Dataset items

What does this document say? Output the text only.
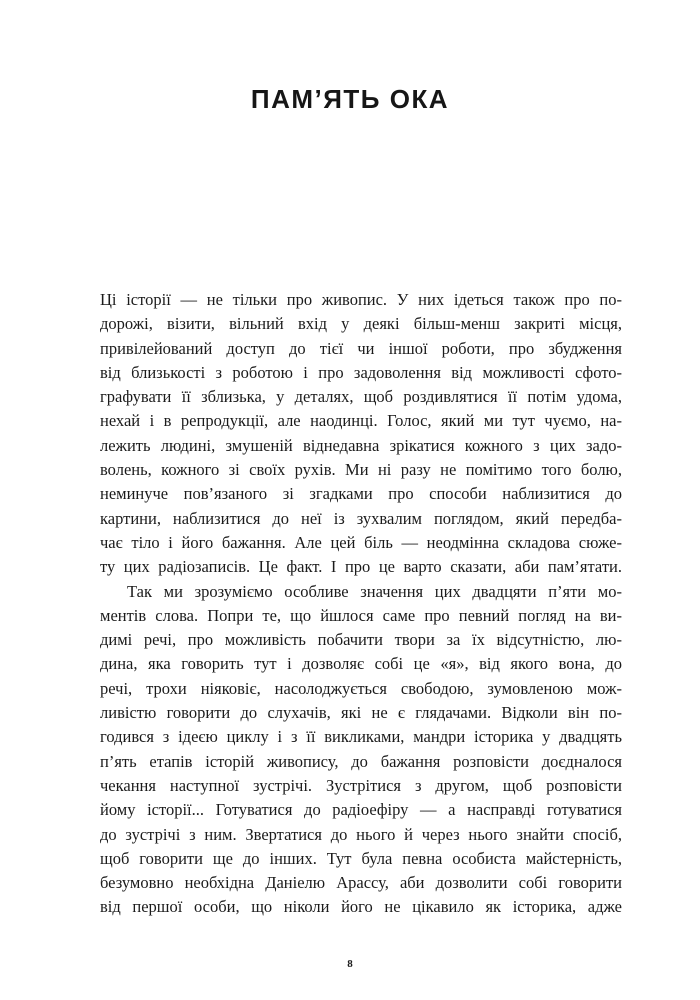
ПАМ’ЯТЬ ОКА
Ці історії — не тільки про живопис. У них ідеться також про по-
дорожі, візити, вільний вхід у деякі більш-менш закриті місця,
привілейований доступ до тієї чи іншої роботи, про збудження
від близькості з роботою і про задоволення від можливості сфото-
графувати її зблизька, у деталях, щоб роздивлятися її потім удома,
нехай і в репродукції, але наодинці. Голос, який ми тут чуємо, на-
лежить людині, змушеній віднедавна зрікатися кожного з цих задо-
волень, кожного зі своїх рухів. Ми ні разу не помітимо того болю,
неминуче пов’язаного зі згадками про способи наблизитися до
картини, наблизитися до неї із зухвалим поглядом, який передба-
чає тіло і його бажання. Але цей біль — неодмінна складова сюже-
ту цих радіозаписів. Це факт. І про це варто сказати, аби пам’ятати.
Так ми зрозуміємо особливе значення цих двадцяти п’яти мо-
ментів слова. Попри те, що йшлося саме про певний погляд на ви-
димі речі, про можливість побачити твори за їх відсутністю, лю-
дина, яка говорить тут і дозволяє собі це «я», від якого вона, до
речі, трохи ніяковіє, насолоджується свободою, зумовленою мож-
ливістю говорити до слухачів, які не є глядачами. Відколи він по-
годився з ідеєю циклу і з її викликами, мандри історика у двадцять
п’ять етапів історій живопису, до бажання розповісти доєдналося
чекання наступної зустрічі. Зустрітися з другом, щоб розповісти
йому історії... Готуватися до радіоефіру — а насправді готуватися
до зустрічі з ним. Звертатися до нього й через нього знайти спосіб,
щоб говорити ще до інших. Тут була певна особиста майстерність,
безумовно необхідна Даніелю Арассу, аби дозволити собі говорити
від першої особи, що ніколи його не цікавило як історика, адже
8
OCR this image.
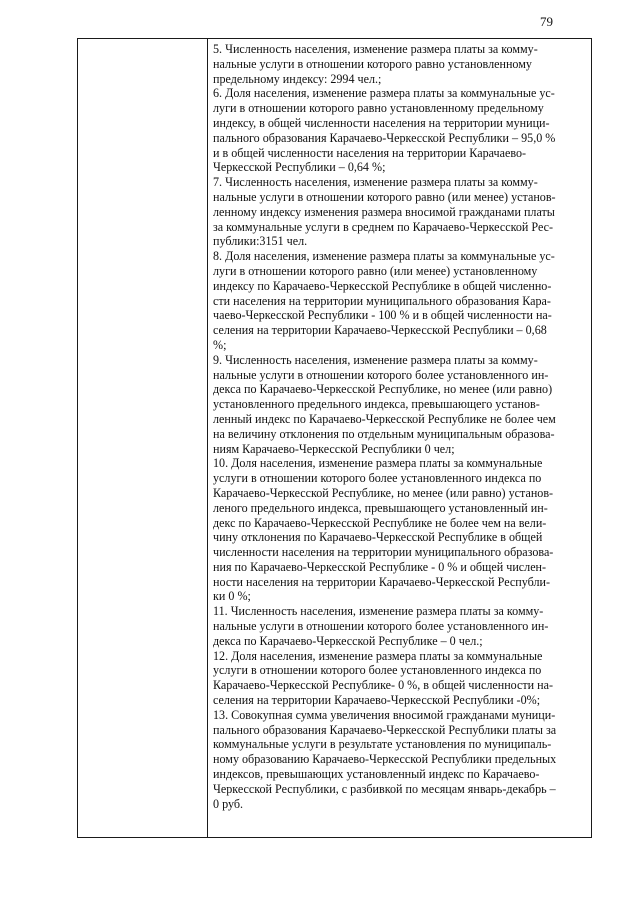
79
5. Численность населения, изменение размера платы за комму-
нальные услуги в отношении которого равно установленному
предельному индексу: 2994 чел.;
6. Доля населения, изменение размера платы за коммунальные ус-
луги в отношении которого равно установленному предельному
индексу, в общей численности населения на территории муници-
пального образования Карачаево-Черкесской Республики – 95,0 %
и в общей численности населения на территории Карачаево-
Черкесской Республики – 0,64 %;
7. Численность населения, изменение размера платы за комму-
нальные услуги в отношении которого равно (или менее) установ-
ленному индексу изменения размера вносимой гражданами платы
за коммунальные услуги в среднем по Карачаево-Черкесской Рес-
публики:3151 чел.
8. Доля населения, изменение размера платы за коммунальные ус-
луги в отношении которого равно (или менее) установленному
индексу по Карачаево-Черкесской Республике в общей численно-
сти населения на территории муниципального образования Кара-
чаево-Черкесской Республики - 100 % и в общей численности на-
селения на территории Карачаево-Черкесской Республики – 0,68
%;
9. Численность населения, изменение размера платы за комму-
нальные услуги в отношении которого более установленного ин-
декса по Карачаево-Черкесской Республике, но менее (или равно)
установленного предельного индекса, превышающего установ-
ленный индекс по Карачаево-Черкесской Республике не более чем
на величину отклонения по отдельным муниципальным образова-
ниям Карачаево-Черкесской Республики 0 чел;
10. Доля населения, изменение размера платы за коммунальные
услуги в отношении которого более установленного индекса по
Карачаево-Черкесской Республике, но менее (или равно) установ-
леного предельного индекса, превышающего установленный ин-
декс по Карачаево-Черкесской Республике не более чем на вели-
чину отклонения по Карачаево-Черкесской Республике в общей
численности населения на территории муниципального образова-
ния по Карачаево-Черкесской Республике - 0 % и общей числен-
ности населения на территории Карачаево-Черкесской Республи-
ки 0 %;
11. Численность населения, изменение размера платы за комму-
нальные услуги в отношении которого более установленного ин-
декса по Карачаево-Черкесской Республике – 0 чел.;
12. Доля населения, изменение размера платы за коммунальные
услуги в отношении которого более установленного индекса по
Карачаево-Черкесской Республике- 0 %, в общей численности на-
селения на территории Карачаево-Черкесской Республики -0%;
13. Совокупная сумма увеличения вносимой гражданами муници-
пального образования Карачаево-Черкесской Республики платы за
коммунальные услуги в результате установления по муниципаль-
ному образованию Карачаево-Черкесской Республики предельных
индексов, превышающих установленный индекс по Карачаево-
Черкесской Республики, с разбивкой по месяцам январь-декабрь –
0 руб.
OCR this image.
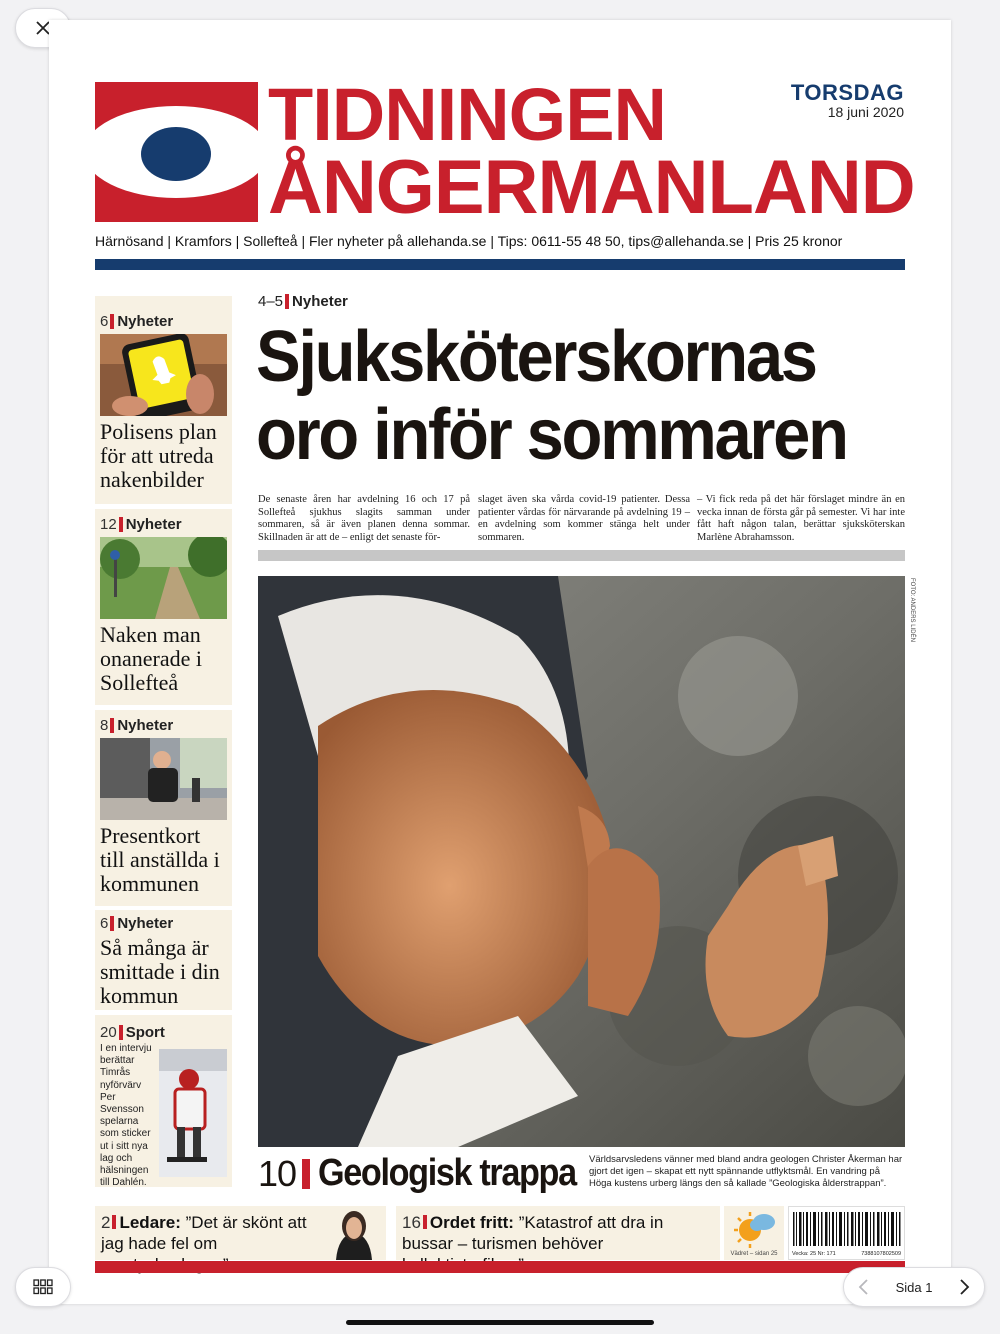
TIDNINGEN
ÅNGERMANLAND
TORSDAG
18 juni 2020
Härnösand | Kramfors | Sollefteå | Fler nyheter på allehanda.se | Tips: 0611-55 48 50, tips@allehanda.se | Pris 25 kronor
6 Nyheter
Polisens plan för att utreda nakenbilder
12 Nyheter
Naken man onanerade i Sollefteå
8 Nyheter
Presentkort till anställda i kommunen
6 Nyheter
Så många är smittade i din kommun
20 Sport
I en intervju berättar Timrås nyförvärv Per Svensson spelarna som sticker ut i sitt nya lag och hälsningen till Dahlén.
4–5 Nyheter
Sjuksköterskornas oro inför sommaren
De senaste åren har avdelning 16 och 17 på Sollefteå sjukhus slagits samman under sommaren, så är även planen denna sommar. Skillnaden är att de – enligt det senaste för-
slaget även ska vårda covid-19 patienter. Dessa patienter vårdas för närvarande på avdelning 19 – en avdelning som kommer stänga helt under sommaren.
– Vi fick reda på det här förslaget mindre än en vecka innan de första går på semester. Vi har inte fått haft någon talan, berättar sjuksköterskan Marlène Abrahamsson.
FOTO: ANDERS LIDÉN
10 Geologisk trappa Världsarvsledens vänner med bland andra geologen Christer Åkerman har gjort det igen – skapat ett nytt spännande utflyktsmål. En vandring på Höga kustens urberg längs den så kallade ”Geologiska ålderstrappan”.
2 Ledare: ”Det är skönt att jag hade fel om
16 Ordet fritt: ”Katastrof att dra in bussar – turismen behöver
Vädret – sidan 25	Vecka: 25 Nr: 171	7388107802509
Sida 1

Aim -> Without including the pictures, reproduce all entries exactly.

Exercise answer ->
What does this document say? Output the text only.
ПАМ’ЯТЬ ОКА
Ці історії — не тільки про живопис. У них ідеться також про по-
дорожі, візити, вільний вхід у деякі більш-менш закриті місця,
привілейований доступ до тієї чи іншої роботи, про збудження
від близькості з роботою і про задоволення від можливості сфото-
графувати її зблизька, у деталях, щоб роздивлятися її потім удома,
нехай і в репродукції, але наодинці. Голос, який ми тут чуємо, на-
лежить людині, змушеній віднедавна зрікатися кожного з цих задо-
волень, кожного зі своїх рухів. Ми ні разу не помітимо того болю,
неминуче пов’язаного зі згадками про способи наблизитися до
картини, наблизитися до неї із зухвалим поглядом, який передба-
чає тіло і його бажання. Але цей біль — неодмінна складова сюже-
ту цих радіозаписів. Це факт. І про це варто сказати, аби пам’ятати.
Так ми зрозуміємо особливе значення цих двадцяти п’яти мо-
ментів слова. Попри те, що йшлося саме про певний погляд на ви-
димі речі, про можливість побачити твори за їх відсутністю, лю-
дина, яка говорить тут і дозволяє собі це «я», від якого вона, до
речі, трохи ніяковіє, насолоджується свободою, зумовленою мож-
ливістю говорити до слухачів, які не є глядачами. Відколи він по-
годився з ідеєю циклу і з її викликами, мандри історика у двадцять
п’ять етапів історій живопису, до бажання розповісти доєдналося
чекання наступної зустрічі. Зустрітися з другом, щоб розповісти
йому історії... Готуватися до радіоефіру — а насправді готуватися
до зустрічі з ним. Звертатися до нього й через нього знайти спосіб,
щоб говорити ще до інших. Тут була певна особиста майстерність,
безумовно необхідна Даніелю Арассу, аби дозволити собі говорити
від першої особи, що ніколи його не цікавило як історика, адже
8
OCR this image.
79
5. Численность населения, изменение размера платы за комму-
нальные услуги в отношении которого равно установленному
предельному индексу: 2994 чел.;
6. Доля населения, изменение размера платы за коммунальные ус-
луги в отношении которого равно установленному предельному
индексу, в общей численности населения на территории муници-
пального образования Карачаево-Черкесской Республики – 95,0 %
и в общей численности населения на территории Карачаево-
Черкесской Республики – 0,64 %;
7. Численность населения, изменение размера платы за комму-
нальные услуги в отношении которого равно (или менее) установ-
ленному индексу изменения размера вносимой гражданами платы
за коммунальные услуги в среднем по Карачаево-Черкесской Рес-
публики:3151 чел.
8. Доля населения, изменение размера платы за коммунальные ус-
луги в отношении которого равно (или менее) установленному
индексу по Карачаево-Черкесской Республике в общей численно-
сти населения на территории муниципального образования Кара-
чаево-Черкесской Республики - 100 % и в общей численности на-
селения на территории Карачаево-Черкесской Республики – 0,68
%;
9. Численность населения, изменение размера платы за комму-
нальные услуги в отношении которого более установленного ин-
декса по Карачаево-Черкесской Республике, но менее (или равно)
установленного предельного индекса, превышающего установ-
ленный индекс по Карачаево-Черкесской Республике не более чем
на величину отклонения по отдельным муниципальным образова-
ниям Карачаево-Черкесской Республики 0 чел;
10. Доля населения, изменение размера платы за коммунальные
услуги в отношении которого более установленного индекса по
Карачаево-Черкесской Республике, но менее (или равно) установ-
леного предельного индекса, превышающего установленный ин-
декс по Карачаево-Черкесской Республике не более чем на вели-
чину отклонения по Карачаево-Черкесской Республике в общей
численности населения на территории муниципального образова-
ния по Карачаево-Черкесской Республике - 0 % и общей числен-
ности населения на территории Карачаево-Черкесской Республи-
ки 0 %;
11. Численность населения, изменение размера платы за комму-
нальные услуги в отношении которого более установленного ин-
декса по Карачаево-Черкесской Республике – 0 чел.;
12. Доля населения, изменение размера платы за коммунальные
услуги в отношении которого более установленного индекса по
Карачаево-Черкесской Республике- 0 %, в общей численности на-
селения на территории Карачаево-Черкесской Республики -0%;
13. Совокупная сумма увеличения вносимой гражданами муници-
пального образования Карачаево-Черкесской Республики платы за
коммунальные услуги в результате установления по муниципаль-
ному образованию Карачаево-Черкесской Республики предельных
индексов, превышающих установленный индекс по Карачаево-
Черкесской Республики, с разбивкой по месяцам январь-декабрь –
0 руб.
OCR this image.
TIDNINGEN
ÅNGERMANLAND
TORSDAG
18 juni 2020
Härnösand | Kramfors | Sollefteå | Fler nyheter på allehanda.se | Tips: 0611-55 48 50, tips@allehanda.se | Pris 25 kronor
6 Nyheter
Polisens plan för att utreda nakenbilder
12 Nyheter
Naken man onanerade i Sollefteå
8 Nyheter
Presentkort till anställda i kommunen
6 Nyheter
Så många är smittade i din kommun
20 Sport
I en intervju berättar Timrås nyförvärv Per Svensson spelarna som sticker ut i sitt nya lag och hälsningen till Dahlén.
4–5 Nyheter
Sjuksköterskornas oro inför sommaren
De senaste åren har avdelning 16 och 17 på Sollefteå sjukhus slagits samman under sommaren, så är även planen denna sommar. Skillnaden är att de – enligt det senaste för-
slaget även ska vårda covid-19 patienter. Dessa patienter vårdas för närvarande på avdelning 19 – en avdelning som kommer stänga helt under sommaren.
– Vi fick reda på det här förslaget mindre än en vecka innan de första går på semester. Vi har inte fått haft någon talan, berättar sjuksköterskan Marlène Abrahamsson.
FOTO: ANDERS LIDÉN
10 Geologisk trappa Världsarvsledens vänner med bland andra geologen Christer Åkerman har gjort det igen – skapat ett nytt spännande utflyktsmål. En vandring på Höga kustens urberg längs den så kallade ”Geologiska ålderstrappan”.
2 Ledare: ”Det är skönt att jag hade fel om
16 Ordet fritt: ”Katastrof att dra in bussar – turismen behöver
Vädret – sidan 25	Vecka: 25 Nr: 171	7388107802509
Sida 1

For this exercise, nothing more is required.